_Requirements_
How many lines in these records hold the string "brother"? State only that number.

***** Provided entries *****

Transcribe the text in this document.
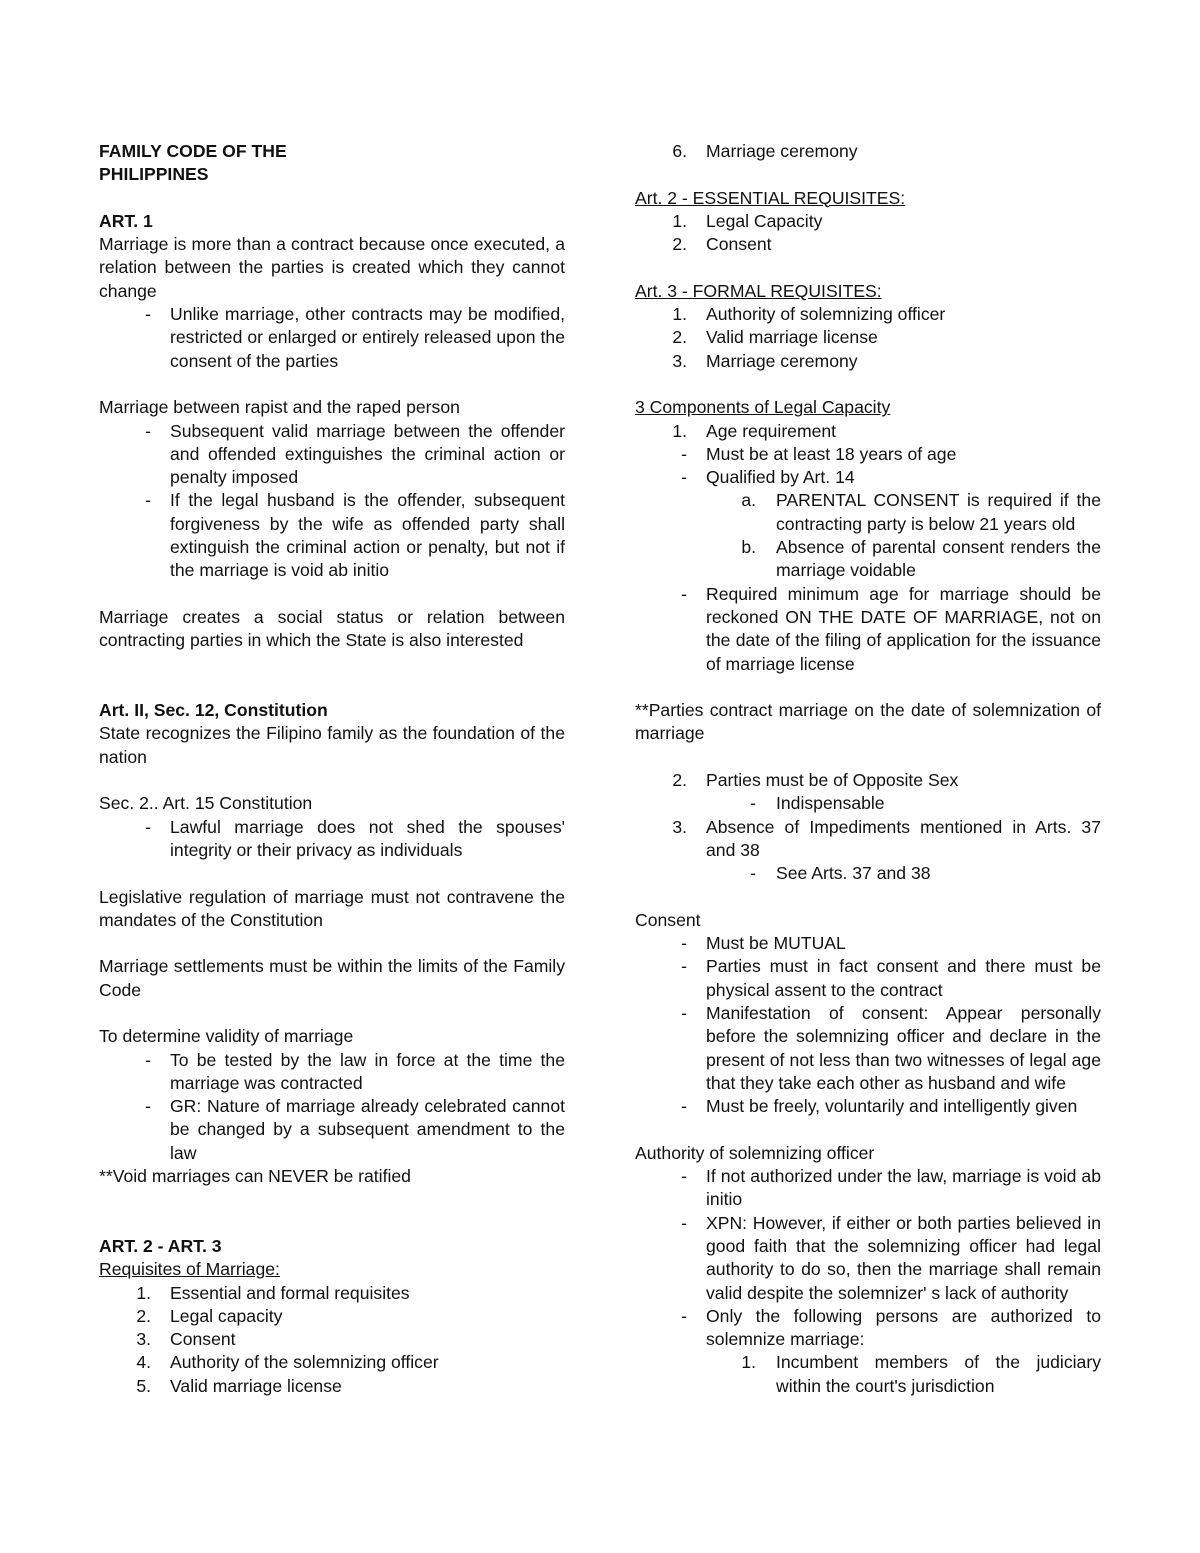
FAMILY CODE OF THE

PHILIPPINES

ART. 1

Marriage is more than a contract because once executed, a relation between the parties is created which they cannot change

- Unlike marriage, other contracts may be modified, restricted or enlarged or entirely released upon the consent of the parties

Marriage between rapist and the raped person

- Subsequent valid marriage between the offender and offended extinguishes the criminal action or penalty imposed
- If the legal husband is the offender, subsequent forgiveness by the wife as offended party shall extinguish the criminal action or penalty, but not if the marriage is void ab initio

Marriage creates a social status or relation between contracting parties in which the State is also interested

Art. II, Sec. 12, Constitution

State recognizes the Filipino family as the foundation of the nation

Sec. 2.. Art. 15 Constitution

- Lawful marriage does not shed the spouses' integrity or their privacy as individuals

Legislative regulation of marriage must not contravene the mandates of the Constitution

Marriage settlements must be within the limits of the Family Code

To determine validity of marriage

- To be tested by the law in force at the time the marriage was contracted
- GR: Nature of marriage already celebrated cannot be changed by a subsequent amendment to the law

**Void marriages can NEVER be ratified

ART. 2 - ART. 3

Requisites of Marriage:

1. Essential and formal requisites
2. Legal capacity
3. Consent
4. Authority of the solemnizing officer
5. Valid marriage license
6. Marriage ceremony

Art. 2 - ESSENTIAL REQUISITES:

1. Legal Capacity
2. Consent

Art. 3 - FORMAL REQUISITES:

1. Authority of solemnizing officer
2. Valid marriage license
3. Marriage ceremony

3 Components of Legal Capacity

1. Age requirement
- Must be at least 18 years of age
- Qualified by Art. 14
a. PARENTAL CONSENT is required if the contracting party is below 21 years old
b. Absence of parental consent renders the marriage voidable
- Required minimum age for marriage should be reckoned ON THE DATE OF MARRIAGE, not on the date of the filing of application for the issuance of marriage license

**Parties contract marriage on the date of solemnization of marriage

2. Parties must be of Opposite Sex
- Indispensable
3. Absence of Impediments mentioned in Arts. 37 and 38
- See Arts. 37 and 38

Consent

- Must be MUTUAL
- Parties must in fact consent and there must be physical assent to the contract
- Manifestation of consent: Appear personally before the solemnizing officer and declare in the present of not less than two witnesses of legal age that they take each other as husband and wife
- Must be freely, voluntarily and intelligently given

Authority of solemnizing officer

- If not authorized under the law, marriage is void ab initio
- XPN: However, if either or both parties believed in good faith that the solemnizing officer had legal authority to do so, then the marriage shall remain valid despite the solemnizer' s lack of authority
- Only the following persons are authorized to solemnize marriage:
1. Incumbent members of the judiciary within the court's jurisdiction
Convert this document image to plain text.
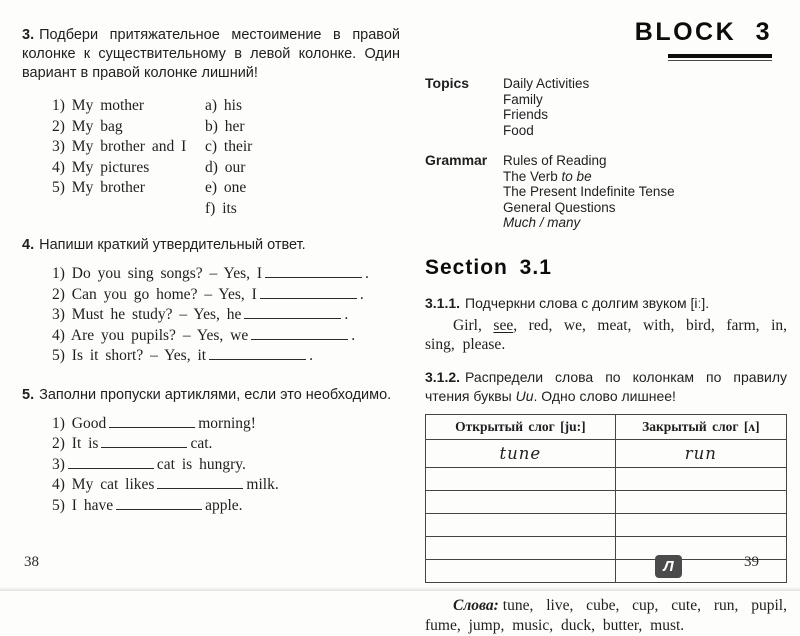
3. Подбери притяжательное местоимение в правой колонке к существительному в левой колонке. Один вариант в правой колонке лишний!

1) My mother	a) his
2) My bag	b) her
3) My brother and I	c) their
4) My pictures	d) our
5) My brother	e) one

f) its

4. Напиши краткий утвердительный ответ.

1) Do you sing songs? – Yes, I	.
2) Can you go home? – Yes, I	.
3) Must he study? – Yes, he	.
4) Are you pupils? – Yes, we	.
5) Is it short? – Yes, it	.

5. Заполни пропуски артиклями, если это необходимо.

1) Good	morning!
2) It is	cat.
3)	cat is hungry.
4) My cat likes	milk.
5) I have	apple.
BLOCK 3
Topics	Daily Activities
Family
Friends
Food
Grammar	Rules of Reading
The Verb to be
The Present Indefinite Tense
General Questions
Much / many
Section 3.1

3.1.1. Подчеркни слова с долгим звуком [iː].

Girl, see, red, we, meat, with, bird, farm, in, sing, please.

3.1.2. Распредели слова по колонкам по правилу чтения буквы Uu. Одно слово лишнее!

Открытый слог [ju:]	Закрытый слог [ʌ]
tune	run

Слова: tune, live, cube, cup, cute, run, pupil, fume, jump, music, duck, butter, must.

38	39
Л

*****

_Worked answer_
2